> **EXTRACT PROVIDED**:

[Start]

EPYC Case Study: Servery DELL 15. AMD Gen Once Again

By Martin Melich 2020-06-01 0

Many articles have been written about AMD starting to push Intel. This makes Intel’s stubborn fans happy as Intel is getting under pressure and thus making their products more affordable. The second-generation AMD EPYC processors are a part of the fifteenth generation DELL PowerEdge servers.

The AMD EPYC processors are based on a number of reviews and are cheaper than comparable Intel counterparts in a magnitude of tens of percent. Our customers will especially welcome the change when buying servers. On the other hand, we sometimes hear “stories” that these are not suitable for some applications (eg databases).

We aimed to find out the true potential of these servers with AMD parts and decide whether or not to recommend them to our customers. Our partner, DNS a.s., has been kind enough to lend us of the first 15th generation Dell servers with AMD processor in the Czech republic to test it out.

My last AMD CPU was my high school gaming computer (Athlon 2500+ Burton @3200 +). Similarly, all of our servers to date use Intel processors, and I guess I am not mistaken saying that we all do. I´ve been looking forward to doing the testing.

The most common CPU bottlenecks

Before we recommend a server solution to our customers, we make a thorough measurement of their environment. The aim is to optimize costs. We want the customer to cover their needs, but not pay extra for an overkill, or to save in the wrong area. By measuring how its systems behave and where the performance bottlenecks are, we can predict and guarantee how much the work of their employees using an information system would speed up in advance.

The heart of each server is a CPU-RAM duet and its interoperability with other components such as SSDs, network cards, and other PCIe devices. Regarding CPU, I most often encounter 4 kinds of bottlenecks:

The first and most restrictive is “single thread performance”. Majority software is still not coded in a way as to split one computational problem into multiple CPU cores. In this case, performance is proportional to processor frequency (architecture plays a role), and all you can do is buy a high-frequency processor.
The overall workload is too high – caused by a large number of users, a large number of virtual servers on one hypervisor, or simply software using the performance of multiple cores (either efficiently or inefficiently). A multi-core CPU would help in this case.
In the third scenario, I often see an insufficient communication speed between memory and CPU. Intel has a 6-channel controller. To achieve the highest data flow to/from the operating memory, all 6 channels must be installed equally. RAM is thus bought to not only increase the total capacity but also to increase the speed with which you can store/read data. This is typical of High-Performance calculations. For example, there is only 10 GB matrix in RAM, but the speed of calculation of numerical simulation is directly dependent on the throughput of the bus.
Finally, there are latencies caused due to memory access. Measurements often show that single-socket servers are better than multiprocessor systems. Single-socket processors do not have memory controllers to take into account inter-processor communication, NUMA architecture and are thus simpler/faster.

Why comparing the frequency and number of cores is not enough

My methodology was rather simple up until now, as I have only been testing Intel processors. The performance within the same architecture is proportional to frequency. The only thing is to install the ram properly, “to not to screw up” (ie always install all memory channels evenly ☺).

[End]

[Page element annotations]

[Start]

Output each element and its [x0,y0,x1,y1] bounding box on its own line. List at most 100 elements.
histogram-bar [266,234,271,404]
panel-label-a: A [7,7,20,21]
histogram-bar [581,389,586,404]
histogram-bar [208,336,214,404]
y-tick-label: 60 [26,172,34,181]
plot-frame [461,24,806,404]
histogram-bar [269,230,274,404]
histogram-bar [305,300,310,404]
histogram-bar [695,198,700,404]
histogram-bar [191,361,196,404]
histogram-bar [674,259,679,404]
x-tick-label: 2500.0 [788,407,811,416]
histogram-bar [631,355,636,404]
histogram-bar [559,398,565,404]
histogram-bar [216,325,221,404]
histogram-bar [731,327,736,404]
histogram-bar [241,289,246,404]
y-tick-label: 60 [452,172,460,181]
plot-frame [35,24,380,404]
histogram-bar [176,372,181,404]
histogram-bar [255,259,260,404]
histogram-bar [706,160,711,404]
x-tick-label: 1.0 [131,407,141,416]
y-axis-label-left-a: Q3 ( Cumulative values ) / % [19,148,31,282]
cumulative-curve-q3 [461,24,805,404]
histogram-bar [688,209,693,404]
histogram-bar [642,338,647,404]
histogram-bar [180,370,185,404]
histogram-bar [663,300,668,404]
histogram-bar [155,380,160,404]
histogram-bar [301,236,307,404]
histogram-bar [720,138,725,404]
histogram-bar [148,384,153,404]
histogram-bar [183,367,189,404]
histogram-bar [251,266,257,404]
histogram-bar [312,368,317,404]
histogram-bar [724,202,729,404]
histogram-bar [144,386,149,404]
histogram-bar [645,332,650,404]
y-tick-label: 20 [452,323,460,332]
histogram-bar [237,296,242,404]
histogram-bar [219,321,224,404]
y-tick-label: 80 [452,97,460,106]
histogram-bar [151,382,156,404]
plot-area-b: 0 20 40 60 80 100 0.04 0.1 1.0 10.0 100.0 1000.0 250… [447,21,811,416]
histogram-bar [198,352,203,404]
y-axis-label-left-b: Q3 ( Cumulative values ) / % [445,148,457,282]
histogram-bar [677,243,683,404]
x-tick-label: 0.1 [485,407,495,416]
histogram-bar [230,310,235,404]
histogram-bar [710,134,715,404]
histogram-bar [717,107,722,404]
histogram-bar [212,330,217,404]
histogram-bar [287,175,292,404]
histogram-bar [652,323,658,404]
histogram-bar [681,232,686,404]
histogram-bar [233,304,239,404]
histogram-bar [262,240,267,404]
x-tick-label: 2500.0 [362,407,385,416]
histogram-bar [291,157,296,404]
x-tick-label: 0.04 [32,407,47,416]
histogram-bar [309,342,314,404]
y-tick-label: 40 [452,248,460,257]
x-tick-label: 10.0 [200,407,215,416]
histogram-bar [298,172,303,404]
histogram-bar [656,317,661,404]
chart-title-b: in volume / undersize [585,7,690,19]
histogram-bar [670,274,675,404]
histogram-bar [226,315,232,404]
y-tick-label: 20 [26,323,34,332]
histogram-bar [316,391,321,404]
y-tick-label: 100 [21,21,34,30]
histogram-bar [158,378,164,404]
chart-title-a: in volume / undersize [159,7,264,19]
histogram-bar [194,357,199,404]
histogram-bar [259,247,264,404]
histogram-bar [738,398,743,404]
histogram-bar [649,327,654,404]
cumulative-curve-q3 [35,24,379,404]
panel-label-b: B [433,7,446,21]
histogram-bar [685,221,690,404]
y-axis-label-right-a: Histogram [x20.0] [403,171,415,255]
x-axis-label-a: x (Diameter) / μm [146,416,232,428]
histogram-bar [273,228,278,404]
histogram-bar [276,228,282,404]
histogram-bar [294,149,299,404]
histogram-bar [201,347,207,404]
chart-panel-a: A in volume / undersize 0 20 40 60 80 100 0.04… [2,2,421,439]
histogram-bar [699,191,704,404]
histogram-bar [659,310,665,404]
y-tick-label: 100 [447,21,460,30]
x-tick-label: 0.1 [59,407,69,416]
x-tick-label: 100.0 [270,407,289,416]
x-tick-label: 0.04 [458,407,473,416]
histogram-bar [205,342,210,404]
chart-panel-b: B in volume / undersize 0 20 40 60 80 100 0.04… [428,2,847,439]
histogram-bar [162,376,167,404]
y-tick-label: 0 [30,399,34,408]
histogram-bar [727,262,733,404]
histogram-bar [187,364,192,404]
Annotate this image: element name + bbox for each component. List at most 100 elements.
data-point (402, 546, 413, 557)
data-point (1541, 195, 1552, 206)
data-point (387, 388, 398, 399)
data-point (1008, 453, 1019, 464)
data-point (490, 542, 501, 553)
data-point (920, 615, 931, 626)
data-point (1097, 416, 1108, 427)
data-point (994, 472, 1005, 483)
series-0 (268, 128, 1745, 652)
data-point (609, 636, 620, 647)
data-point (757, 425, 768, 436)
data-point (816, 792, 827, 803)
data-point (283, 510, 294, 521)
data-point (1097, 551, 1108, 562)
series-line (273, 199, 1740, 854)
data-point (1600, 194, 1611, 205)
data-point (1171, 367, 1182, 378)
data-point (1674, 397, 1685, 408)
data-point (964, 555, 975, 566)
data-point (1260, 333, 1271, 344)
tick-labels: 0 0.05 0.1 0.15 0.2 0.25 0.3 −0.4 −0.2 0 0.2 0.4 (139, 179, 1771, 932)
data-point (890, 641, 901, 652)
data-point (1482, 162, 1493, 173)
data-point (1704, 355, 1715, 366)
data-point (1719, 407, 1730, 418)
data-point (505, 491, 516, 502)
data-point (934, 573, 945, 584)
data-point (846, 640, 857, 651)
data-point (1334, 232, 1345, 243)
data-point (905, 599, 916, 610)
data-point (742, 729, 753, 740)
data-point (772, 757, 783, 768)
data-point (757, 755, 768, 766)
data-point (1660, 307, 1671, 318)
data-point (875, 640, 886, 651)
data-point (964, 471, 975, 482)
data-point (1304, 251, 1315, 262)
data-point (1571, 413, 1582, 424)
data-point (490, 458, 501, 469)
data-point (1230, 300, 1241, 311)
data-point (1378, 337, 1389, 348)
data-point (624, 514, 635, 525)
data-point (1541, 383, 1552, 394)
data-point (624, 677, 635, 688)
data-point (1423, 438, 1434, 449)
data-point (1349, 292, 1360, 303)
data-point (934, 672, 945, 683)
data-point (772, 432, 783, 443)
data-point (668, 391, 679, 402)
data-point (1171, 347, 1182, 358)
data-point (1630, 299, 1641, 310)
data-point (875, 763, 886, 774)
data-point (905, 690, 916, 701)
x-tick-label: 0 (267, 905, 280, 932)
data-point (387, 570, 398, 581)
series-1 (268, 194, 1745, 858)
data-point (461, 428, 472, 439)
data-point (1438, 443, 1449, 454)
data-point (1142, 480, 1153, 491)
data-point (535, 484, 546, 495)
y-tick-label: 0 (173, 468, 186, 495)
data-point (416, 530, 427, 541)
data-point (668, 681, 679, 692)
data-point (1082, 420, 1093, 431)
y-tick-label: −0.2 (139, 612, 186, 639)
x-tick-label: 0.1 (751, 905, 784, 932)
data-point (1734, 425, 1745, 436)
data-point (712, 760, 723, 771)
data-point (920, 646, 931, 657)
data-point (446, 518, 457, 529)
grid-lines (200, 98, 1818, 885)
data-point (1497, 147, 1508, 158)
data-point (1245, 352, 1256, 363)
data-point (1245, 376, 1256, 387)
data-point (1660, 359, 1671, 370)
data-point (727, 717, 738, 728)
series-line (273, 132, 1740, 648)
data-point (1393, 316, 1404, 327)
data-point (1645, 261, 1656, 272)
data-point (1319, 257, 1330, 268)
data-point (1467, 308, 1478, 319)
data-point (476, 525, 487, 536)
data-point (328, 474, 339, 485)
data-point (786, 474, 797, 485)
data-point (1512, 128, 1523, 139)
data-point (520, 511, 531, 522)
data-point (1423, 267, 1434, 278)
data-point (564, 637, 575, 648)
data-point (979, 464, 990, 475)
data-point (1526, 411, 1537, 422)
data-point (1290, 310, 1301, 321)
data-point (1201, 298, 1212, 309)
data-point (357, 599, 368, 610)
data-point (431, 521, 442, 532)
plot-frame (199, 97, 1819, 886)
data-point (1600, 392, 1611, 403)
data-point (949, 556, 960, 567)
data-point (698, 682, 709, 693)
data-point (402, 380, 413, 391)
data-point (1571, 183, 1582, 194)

[End]

Pick up the server case study after the last sentence shown and keep writing it in the same voice.

If I wanted to answer a customer question, “How much faster will the new server be in comparison to the 6 years old one?”, benchmarks would do the work for me, calculating the inter-generational improvement. That is, the performance per unit frequency increases in addition to the processor frequency. This testing serves us, among other things, to verify the real computing power, ie the correct firmware settings, after purchasing and installing a new server.

However, AMD has a different architecture. It reminds me of an athletic multi-athlon, where the results of individual disciplines are converted into points. Up until now, athletes have been improving evenly every year in every discipline. Now competitors from another continent have entered the race, who, although they cannot throw so far, nor would they lift the hammer, but have much better results in stamina and high jump. Suddenly, the overall score can be the same, although there are significant differences between disciplines. ☺

When comparing Intel and AMD, synthetic tests will answer the question of which processor is better for a particular discipline. It’s up to you to answer the big question: what type of workload your particular environment consists of. This means identifying how all individual applications behave. In practice, it’s quite time-consuming. Thus you would focus on those software tools and computing tasks that are dominant for a particular customer.

After reading through a lot of reviews and a few case studies, I have created the following expectations regarding the 2nd gen AMD EPYC:

AMD EPYC is going to be faster in tasks that utilize overall throughput between CPU and RAM
AMD EPYC is going to be slower in single-thread performance than most powerful Intel processors
AMD EPYC is going to be worse in SQL performance than Intel
AMD EPYC is going to be cheaper at the same processing power

How did we measure

As the internet is full of comparative synthetic tests, I have decided to do a practice comparative case study. We have asked 4 of our customers to prepare their typical computing tasks. Firstly, I have measured it on their Intel-based servers and then on a borrowed Dell PowerEdge R7515 server with a 2nd gen AMD EPYC processor.

I have always transferred whole virtual servers (Hyper-V) to the borrowed server, performed repeated measurements several times and did so outside the customer’s working hours. We have borrowed the following server from our partner

The borrowed server: DELL PowerEdge R7515, AMD EPYC 7302P processor, 16 cores 3.0 GHz, 128 GB RAM (8 channels x 16 GB), SSD 960 GB read-intensive. Firmware set to performance profile, real frequency due to Dell Controlled Turbo 3256 MHz and disabled transition to economy C states.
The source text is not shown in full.